■ **Exercise objective**
Without the pictures, copy all the entries below exactly.

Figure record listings
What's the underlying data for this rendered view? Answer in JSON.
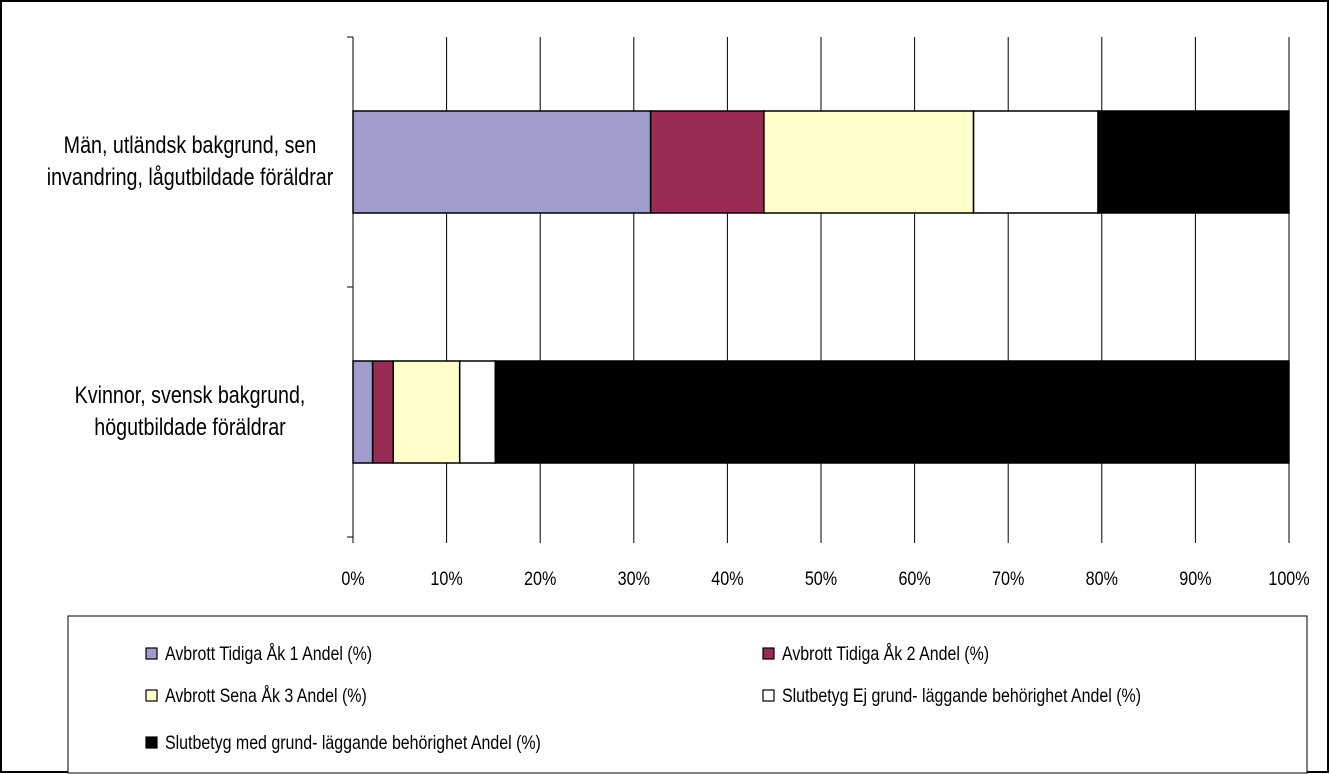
{
  "chart_data": {
    "type": "bar",
    "orientation": "horizontal",
    "stacked": true,
    "percent_axis": true,
    "title": "",
    "xlabel": "",
    "ylabel": "",
    "xlim": [
      0,
      100
    ],
    "x_ticks": [
      "0%",
      "10%",
      "20%",
      "30%",
      "40%",
      "50%",
      "60%",
      "70%",
      "80%",
      "90%",
      "100%"
    ],
    "grid": "vertical",
    "legend_position": "bottom",
    "categories": [
      {
        "lines": [
          "Män, utländsk bakgrund, sen",
          "invandring, lågutbildade föräldrar"
        ]
      },
      {
        "lines": [
          "Kvinnor, svensk bakgrund,",
          "högutbildade föräldrar"
        ]
      }
    ],
    "series": [
      {
        "name": "Avbrott Tidiga Åk 1 Andel (%)",
        "color": "#a09ccc",
        "values": [
          31.8,
          2.1
        ]
      },
      {
        "name": "Avbrott Tidiga Åk 2 Andel (%)",
        "color": "#992b55",
        "values": [
          12.1,
          2.2
        ]
      },
      {
        "name": "Avbrott Sena Åk 3 Andel (%)",
        "color": "#ffffcc",
        "values": [
          22.4,
          7.1
        ]
      },
      {
        "name": "Slutbetyg  Ej grund- läggande behörighet Andel (%)",
        "color": "#ffffff",
        "values": [
          13.3,
          3.8
        ]
      },
      {
        "name": "Slutbetyg  med grund- läggande behörighet Andel (%)",
        "color": "#000000",
        "values": [
          20.4,
          84.8
        ]
      }
    ]
  }
}
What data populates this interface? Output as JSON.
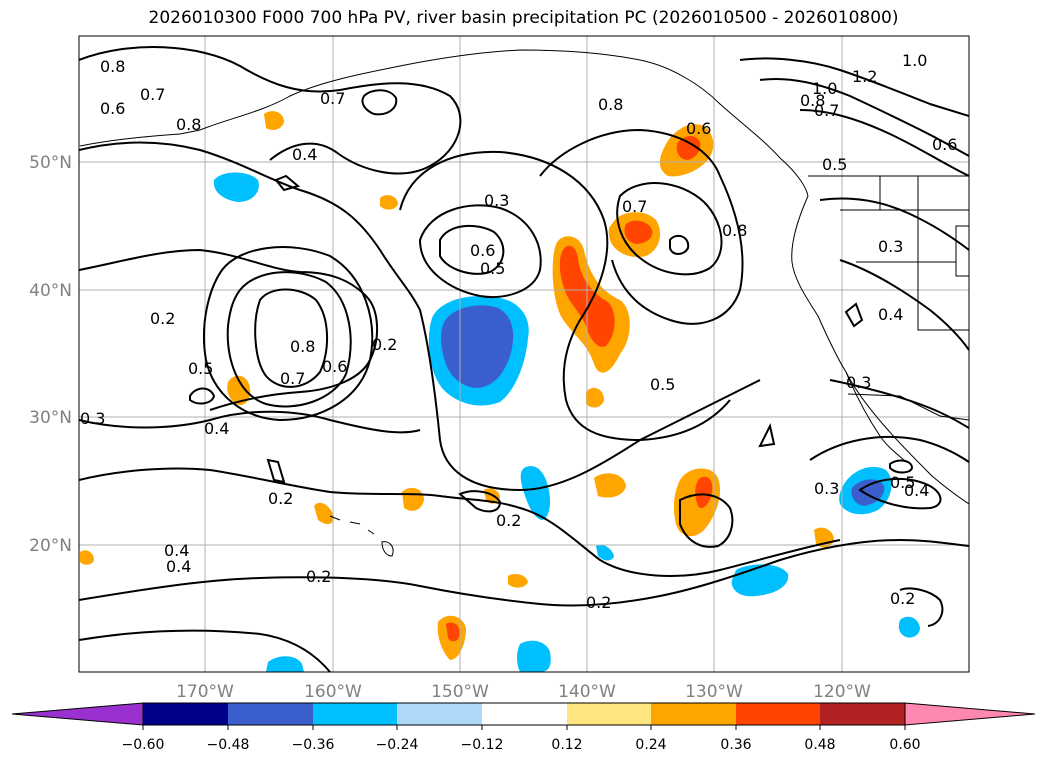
{
  "title": "2026010300 F000 700 hPa PV, river basin precipitation PC (2026010500 - 2026010800)",
  "map": {
    "lon_ticks": [
      "170°W",
      "160°W",
      "150°W",
      "140°W",
      "130°W",
      "120°W"
    ],
    "lat_ticks": [
      "50°N",
      "40°N",
      "30°N",
      "20°N"
    ],
    "contour_labels": [
      "0.8",
      "0.7",
      "0.6",
      "0.7",
      "0.8",
      "0.4",
      "0.3",
      "0.6",
      "0.5",
      "0.2",
      "0.8",
      "0.7",
      "0.6",
      "0.5",
      "0.4",
      "0.3",
      "0.2",
      "0.2",
      "0.2",
      "0.4",
      "0.2",
      "0.2",
      "0.5",
      "0.7",
      "0.8",
      "0.8",
      "0.6",
      "1.0",
      "1.2",
      "1.0",
      "0.8",
      "0.7",
      "0.5",
      "0.6",
      "0.3",
      "0.4",
      "0.3",
      "0.3",
      "0.5",
      "0.4",
      "0.2",
      "0.4"
    ],
    "colors": {
      "contour": "#000000",
      "grid": "#b0b0b0",
      "coast": "#000000",
      "tick_label": "#808080"
    }
  },
  "colorbar": {
    "tick_labels": [
      "−0.60",
      "−0.48",
      "−0.36",
      "−0.24",
      "−0.12",
      "0.12",
      "0.24",
      "0.36",
      "0.48",
      "0.60"
    ],
    "bins": [
      "#9b30d0",
      "#00008b",
      "#3a5fcd",
      "#00bfff",
      "#add8f7",
      "#ffffff",
      "#ffe680",
      "#ffa500",
      "#ff4500",
      "#b22222",
      "#ff88b0"
    ]
  },
  "regions": [
    {
      "name": "negative-pc-center",
      "color": "#3a5fcd"
    },
    {
      "name": "positive-pc-band",
      "color": "#ff4500"
    }
  ]
}
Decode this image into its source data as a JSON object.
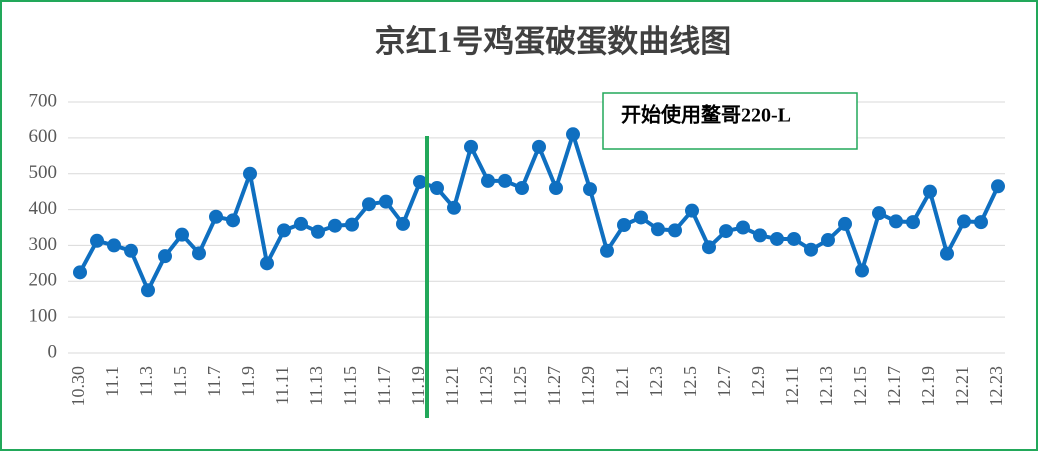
{
  "chart_data": {
    "type": "line",
    "title": "京红1号鸡蛋破蛋数曲线图",
    "annotation": "开始使用鳌哥220-L",
    "categories": [
      "10.30",
      null,
      "11.1",
      null,
      "11.3",
      null,
      "11.5",
      null,
      "11.7",
      null,
      "11.9",
      null,
      "11.11",
      null,
      "11.13",
      null,
      "11.15",
      null,
      "11.17",
      null,
      "11.19",
      null,
      "11.21",
      null,
      "11.23",
      null,
      "11.25",
      null,
      "11.27",
      null,
      "11.29",
      null,
      "12.1",
      null,
      "12.3",
      null,
      "12.5",
      null,
      "12.7",
      null,
      "12.9",
      null,
      "12.11",
      null,
      "12.13",
      null,
      "12.15",
      null,
      "12.17",
      null,
      "12.19",
      null,
      "12.21",
      null,
      "12.23"
    ],
    "series": [
      {
        "color": "#0f6fc0",
        "values": [
          225,
          313,
          300,
          285,
          175,
          270,
          330,
          278,
          380,
          370,
          500,
          250,
          342,
          360,
          338,
          355,
          358,
          415,
          422,
          360,
          477,
          460,
          405,
          575,
          480,
          480,
          460,
          575,
          460,
          610,
          457,
          285,
          357,
          378,
          345,
          342,
          397,
          295,
          340,
          350,
          328,
          318,
          318,
          288,
          315,
          360,
          230,
          390,
          367,
          365,
          450,
          277,
          367,
          365,
          465
        ]
      }
    ],
    "ylim": [
      0,
      700
    ],
    "yticks": [
      0,
      100,
      200,
      300,
      400,
      500,
      600,
      700
    ],
    "grid": true,
    "marker_color": "#22a85a"
  }
}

■ **Finished exercise**
What's the underlying data for this rendered view? Answer in JSON.
{
  "chart_data": {
    "type": "bar",
    "orientation": "horizontal",
    "stacked": true,
    "percent_axis": true,
    "title": "",
    "xlabel": "",
    "ylabel": "",
    "xlim": [
      0,
      100
    ],
    "x_ticks": [
      "0%",
      "10%",
      "20%",
      "30%",
      "40%",
      "50%",
      "60%",
      "70%",
      "80%",
      "90%",
      "100%"
    ],
    "grid": "vertical",
    "legend_position": "bottom",
    "categories": [
      {
        "lines": [
          "Män, utländsk bakgrund, sen",
          "invandring, lågutbildade föräldrar"
        ]
      },
      {
        "lines": [
          "Kvinnor, svensk bakgrund,",
          "högutbildade föräldrar"
        ]
      }
    ],
    "series": [
      {
        "name": "Avbrott Tidiga Åk 1 Andel (%)",
        "color": "#a09ccc",
        "values": [
          31.8,
          2.1
        ]
      },
      {
        "name": "Avbrott Tidiga Åk 2 Andel (%)",
        "color": "#992b55",
        "values": [
          12.1,
          2.2
        ]
      },
      {
        "name": "Avbrott Sena Åk 3 Andel (%)",
        "color": "#ffffcc",
        "values": [
          22.4,
          7.1
        ]
      },
      {
        "name": "Slutbetyg  Ej grund- läggande behörighet Andel (%)",
        "color": "#ffffff",
        "values": [
          13.3,
          3.8
        ]
      },
      {
        "name": "Slutbetyg  med grund- läggande behörighet Andel (%)",
        "color": "#000000",
        "values": [
          20.4,
          84.8
        ]
      }
    ]
  }
}
What data populates this interface? Output as JSON.
{
  "title": "2026010300 F000 700 hPa PV, river basin precipitation PC (2026010500 - 2026010800)",
  "map": {
    "lon_ticks": [
      "170°W",
      "160°W",
      "150°W",
      "140°W",
      "130°W",
      "120°W"
    ],
    "lat_ticks": [
      "50°N",
      "40°N",
      "30°N",
      "20°N"
    ],
    "contour_labels": [
      "0.8",
      "0.7",
      "0.6",
      "0.7",
      "0.8",
      "0.4",
      "0.3",
      "0.6",
      "0.5",
      "0.2",
      "0.8",
      "0.7",
      "0.6",
      "0.5",
      "0.4",
      "0.3",
      "0.2",
      "0.2",
      "0.2",
      "0.4",
      "0.2",
      "0.2",
      "0.5",
      "0.7",
      "0.8",
      "0.8",
      "0.6",
      "1.0",
      "1.2",
      "1.0",
      "0.8",
      "0.7",
      "0.5",
      "0.6",
      "0.3",
      "0.4",
      "0.3",
      "0.3",
      "0.5",
      "0.4",
      "0.2",
      "0.4"
    ],
    "colors": {
      "contour": "#000000",
      "grid": "#b0b0b0",
      "coast": "#000000",
      "tick_label": "#808080"
    }
  },
  "colorbar": {
    "tick_labels": [
      "−0.60",
      "−0.48",
      "−0.36",
      "−0.24",
      "−0.12",
      "0.12",
      "0.24",
      "0.36",
      "0.48",
      "0.60"
    ],
    "bins": [
      "#9b30d0",
      "#00008b",
      "#3a5fcd",
      "#00bfff",
      "#add8f7",
      "#ffffff",
      "#ffe680",
      "#ffa500",
      "#ff4500",
      "#b22222",
      "#ff88b0"
    ]
  },
  "regions": [
    {
      "name": "negative-pc-center",
      "color": "#3a5fcd"
    },
    {
      "name": "positive-pc-band",
      "color": "#ff4500"
    }
  ]
}
Decode this image into its source data as a JSON object.
{
  "chart_data": {
    "type": "line",
    "title": "京红1号鸡蛋破蛋数曲线图",
    "annotation": "开始使用鳌哥220-L",
    "categories": [
      "10.30",
      null,
      "11.1",
      null,
      "11.3",
      null,
      "11.5",
      null,
      "11.7",
      null,
      "11.9",
      null,
      "11.11",
      null,
      "11.13",
      null,
      "11.15",
      null,
      "11.17",
      null,
      "11.19",
      null,
      "11.21",
      null,
      "11.23",
      null,
      "11.25",
      null,
      "11.27",
      null,
      "11.29",
      null,
      "12.1",
      null,
      "12.3",
      null,
      "12.5",
      null,
      "12.7",
      null,
      "12.9",
      null,
      "12.11",
      null,
      "12.13",
      null,
      "12.15",
      null,
      "12.17",
      null,
      "12.19",
      null,
      "12.21",
      null,
      "12.23"
    ],
    "series": [
      {
        "color": "#0f6fc0",
        "values": [
          225,
          313,
          300,
          285,
          175,
          270,
          330,
          278,
          380,
          370,
          500,
          250,
          342,
          360,
          338,
          355,
          358,
          415,
          422,
          360,
          477,
          460,
          405,
          575,
          480,
          480,
          460,
          575,
          460,
          610,
          457,
          285,
          357,
          378,
          345,
          342,
          397,
          295,
          340,
          350,
          328,
          318,
          318,
          288,
          315,
          360,
          230,
          390,
          367,
          365,
          450,
          277,
          367,
          365,
          465
        ]
      }
    ],
    "ylim": [
      0,
      700
    ],
    "yticks": [
      0,
      100,
      200,
      300,
      400,
      500,
      600,
      700
    ],
    "grid": true,
    "marker_color": "#22a85a"
  }
}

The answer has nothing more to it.